* _INSTRUCTIONS FOR THE TASK_: For the records that follow, return only the count of lines containing the string "title".

--------------------------------

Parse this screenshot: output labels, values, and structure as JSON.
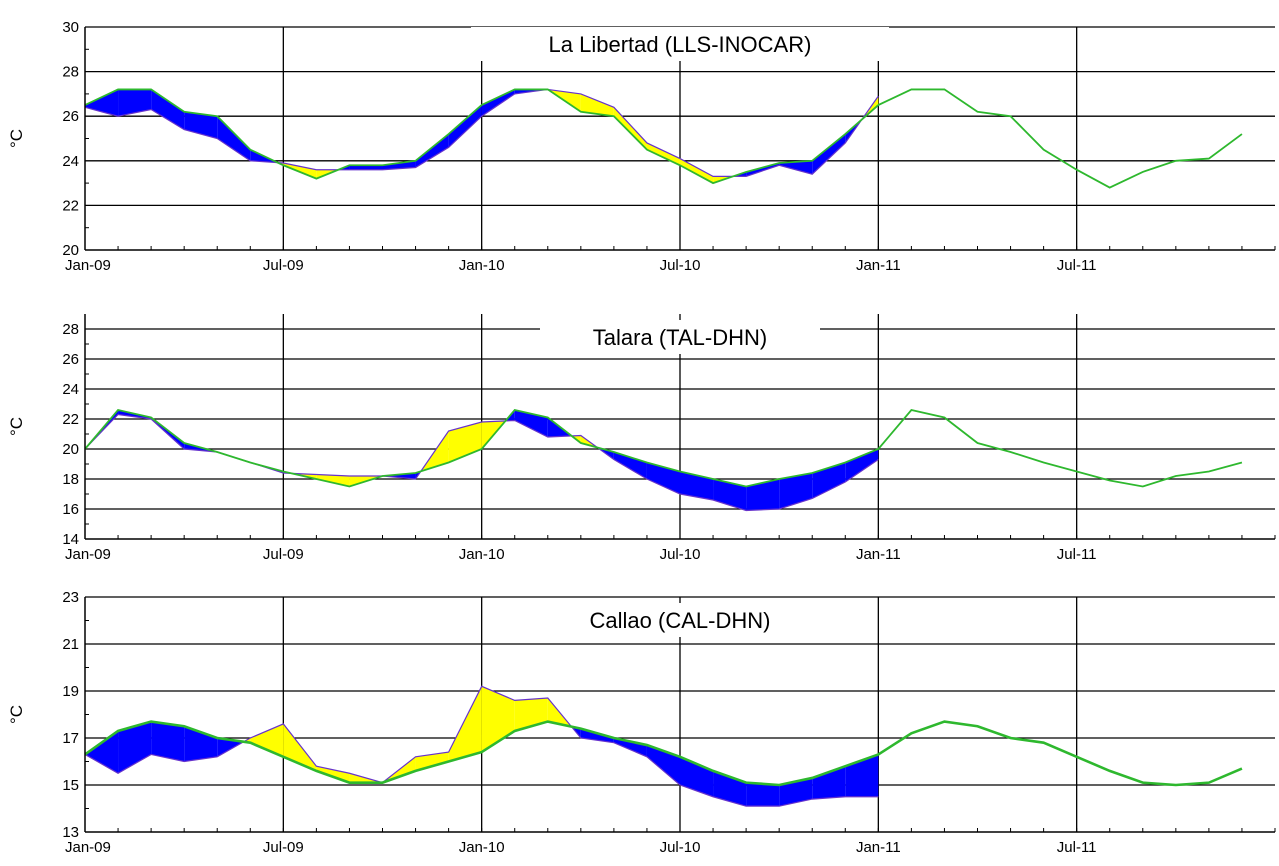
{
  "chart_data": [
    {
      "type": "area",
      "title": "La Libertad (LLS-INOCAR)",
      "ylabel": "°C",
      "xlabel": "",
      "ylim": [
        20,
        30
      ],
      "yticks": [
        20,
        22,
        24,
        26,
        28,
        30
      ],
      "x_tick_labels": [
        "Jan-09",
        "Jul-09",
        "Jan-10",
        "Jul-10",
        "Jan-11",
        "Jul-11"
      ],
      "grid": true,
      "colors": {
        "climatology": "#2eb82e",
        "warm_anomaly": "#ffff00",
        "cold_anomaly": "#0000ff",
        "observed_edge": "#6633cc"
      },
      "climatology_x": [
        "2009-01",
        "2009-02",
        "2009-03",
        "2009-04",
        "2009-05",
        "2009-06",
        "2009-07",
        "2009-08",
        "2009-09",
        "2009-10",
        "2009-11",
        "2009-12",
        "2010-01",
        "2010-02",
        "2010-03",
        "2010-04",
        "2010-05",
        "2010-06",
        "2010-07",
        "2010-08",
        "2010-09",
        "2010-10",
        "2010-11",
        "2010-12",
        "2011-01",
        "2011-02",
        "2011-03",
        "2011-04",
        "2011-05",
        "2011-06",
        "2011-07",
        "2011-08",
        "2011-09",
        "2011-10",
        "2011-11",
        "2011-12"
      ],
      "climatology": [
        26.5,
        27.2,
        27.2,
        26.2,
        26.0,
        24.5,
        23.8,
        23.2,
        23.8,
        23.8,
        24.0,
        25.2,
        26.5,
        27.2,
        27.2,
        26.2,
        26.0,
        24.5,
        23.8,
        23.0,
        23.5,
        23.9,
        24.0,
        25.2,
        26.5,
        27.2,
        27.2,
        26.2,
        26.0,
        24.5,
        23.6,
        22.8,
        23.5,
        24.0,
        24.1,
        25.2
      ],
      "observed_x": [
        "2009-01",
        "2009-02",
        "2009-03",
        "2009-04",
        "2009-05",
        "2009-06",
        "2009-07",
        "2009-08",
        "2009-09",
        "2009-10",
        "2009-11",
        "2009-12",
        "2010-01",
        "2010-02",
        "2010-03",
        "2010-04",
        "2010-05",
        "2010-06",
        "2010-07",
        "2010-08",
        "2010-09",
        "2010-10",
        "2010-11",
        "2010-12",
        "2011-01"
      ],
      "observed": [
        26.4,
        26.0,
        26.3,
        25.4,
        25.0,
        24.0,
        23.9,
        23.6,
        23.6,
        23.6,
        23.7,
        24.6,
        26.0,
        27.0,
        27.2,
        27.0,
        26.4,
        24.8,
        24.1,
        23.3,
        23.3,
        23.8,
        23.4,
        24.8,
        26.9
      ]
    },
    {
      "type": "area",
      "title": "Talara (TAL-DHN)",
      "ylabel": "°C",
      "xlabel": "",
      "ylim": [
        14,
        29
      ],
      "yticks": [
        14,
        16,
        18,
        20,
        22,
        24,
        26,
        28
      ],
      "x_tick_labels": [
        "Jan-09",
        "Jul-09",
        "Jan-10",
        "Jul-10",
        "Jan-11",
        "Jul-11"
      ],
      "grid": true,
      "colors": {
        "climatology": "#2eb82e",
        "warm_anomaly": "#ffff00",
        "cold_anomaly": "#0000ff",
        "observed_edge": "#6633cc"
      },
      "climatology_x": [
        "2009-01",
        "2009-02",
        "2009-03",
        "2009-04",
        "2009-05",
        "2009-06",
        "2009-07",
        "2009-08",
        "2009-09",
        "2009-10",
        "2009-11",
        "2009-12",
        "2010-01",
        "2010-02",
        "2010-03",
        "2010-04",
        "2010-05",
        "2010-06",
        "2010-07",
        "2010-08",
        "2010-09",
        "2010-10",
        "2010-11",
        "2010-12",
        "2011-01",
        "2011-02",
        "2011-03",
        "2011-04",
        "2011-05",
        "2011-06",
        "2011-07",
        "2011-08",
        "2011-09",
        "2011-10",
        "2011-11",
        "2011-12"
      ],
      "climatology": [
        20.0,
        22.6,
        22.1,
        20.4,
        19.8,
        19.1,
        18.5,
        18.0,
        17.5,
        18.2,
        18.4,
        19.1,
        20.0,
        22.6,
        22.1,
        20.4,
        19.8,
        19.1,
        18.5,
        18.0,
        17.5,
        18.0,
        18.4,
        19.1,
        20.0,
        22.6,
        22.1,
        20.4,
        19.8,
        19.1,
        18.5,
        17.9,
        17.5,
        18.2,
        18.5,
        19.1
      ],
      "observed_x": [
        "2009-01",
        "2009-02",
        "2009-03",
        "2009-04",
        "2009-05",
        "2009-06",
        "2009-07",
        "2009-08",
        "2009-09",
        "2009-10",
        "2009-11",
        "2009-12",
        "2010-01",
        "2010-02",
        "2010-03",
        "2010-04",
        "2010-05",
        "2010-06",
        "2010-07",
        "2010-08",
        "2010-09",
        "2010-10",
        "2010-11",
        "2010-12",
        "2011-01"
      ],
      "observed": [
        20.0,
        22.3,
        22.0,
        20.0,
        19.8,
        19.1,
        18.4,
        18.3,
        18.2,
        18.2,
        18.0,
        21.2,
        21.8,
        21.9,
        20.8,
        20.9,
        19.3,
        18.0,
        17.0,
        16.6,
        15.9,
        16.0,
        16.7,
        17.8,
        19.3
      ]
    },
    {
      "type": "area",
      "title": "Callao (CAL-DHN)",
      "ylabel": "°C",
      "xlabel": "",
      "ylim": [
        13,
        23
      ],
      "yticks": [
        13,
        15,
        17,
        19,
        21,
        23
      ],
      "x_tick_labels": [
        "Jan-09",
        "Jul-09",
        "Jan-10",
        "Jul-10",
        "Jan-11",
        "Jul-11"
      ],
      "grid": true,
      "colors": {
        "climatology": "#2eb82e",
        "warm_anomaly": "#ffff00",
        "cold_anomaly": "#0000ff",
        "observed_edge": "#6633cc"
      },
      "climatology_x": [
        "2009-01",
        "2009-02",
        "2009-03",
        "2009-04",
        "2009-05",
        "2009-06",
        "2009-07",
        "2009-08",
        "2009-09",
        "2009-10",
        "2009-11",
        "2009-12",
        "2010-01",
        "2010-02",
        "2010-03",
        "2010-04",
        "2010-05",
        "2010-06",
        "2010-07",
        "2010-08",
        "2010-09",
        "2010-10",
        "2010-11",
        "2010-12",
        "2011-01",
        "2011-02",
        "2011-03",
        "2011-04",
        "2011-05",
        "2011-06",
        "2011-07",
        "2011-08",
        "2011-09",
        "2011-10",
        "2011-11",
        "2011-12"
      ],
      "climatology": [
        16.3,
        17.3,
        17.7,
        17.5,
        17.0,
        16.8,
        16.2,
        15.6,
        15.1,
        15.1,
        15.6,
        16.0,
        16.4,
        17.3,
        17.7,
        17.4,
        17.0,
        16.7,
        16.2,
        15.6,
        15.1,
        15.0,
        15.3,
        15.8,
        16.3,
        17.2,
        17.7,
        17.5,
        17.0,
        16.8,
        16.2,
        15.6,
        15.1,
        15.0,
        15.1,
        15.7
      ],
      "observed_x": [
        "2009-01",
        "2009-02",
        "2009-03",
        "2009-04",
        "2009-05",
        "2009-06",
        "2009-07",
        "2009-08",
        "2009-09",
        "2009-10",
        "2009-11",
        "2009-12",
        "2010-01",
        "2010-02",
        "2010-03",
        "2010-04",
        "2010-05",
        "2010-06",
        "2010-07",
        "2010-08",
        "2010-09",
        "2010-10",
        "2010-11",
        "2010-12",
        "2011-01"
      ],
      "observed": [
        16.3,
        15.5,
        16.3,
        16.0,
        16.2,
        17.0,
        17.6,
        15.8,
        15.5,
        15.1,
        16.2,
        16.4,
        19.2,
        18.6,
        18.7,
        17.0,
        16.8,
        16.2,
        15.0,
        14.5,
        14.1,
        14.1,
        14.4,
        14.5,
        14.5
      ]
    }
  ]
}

--------------------------------

* _EXPECTED ANSWER_: 3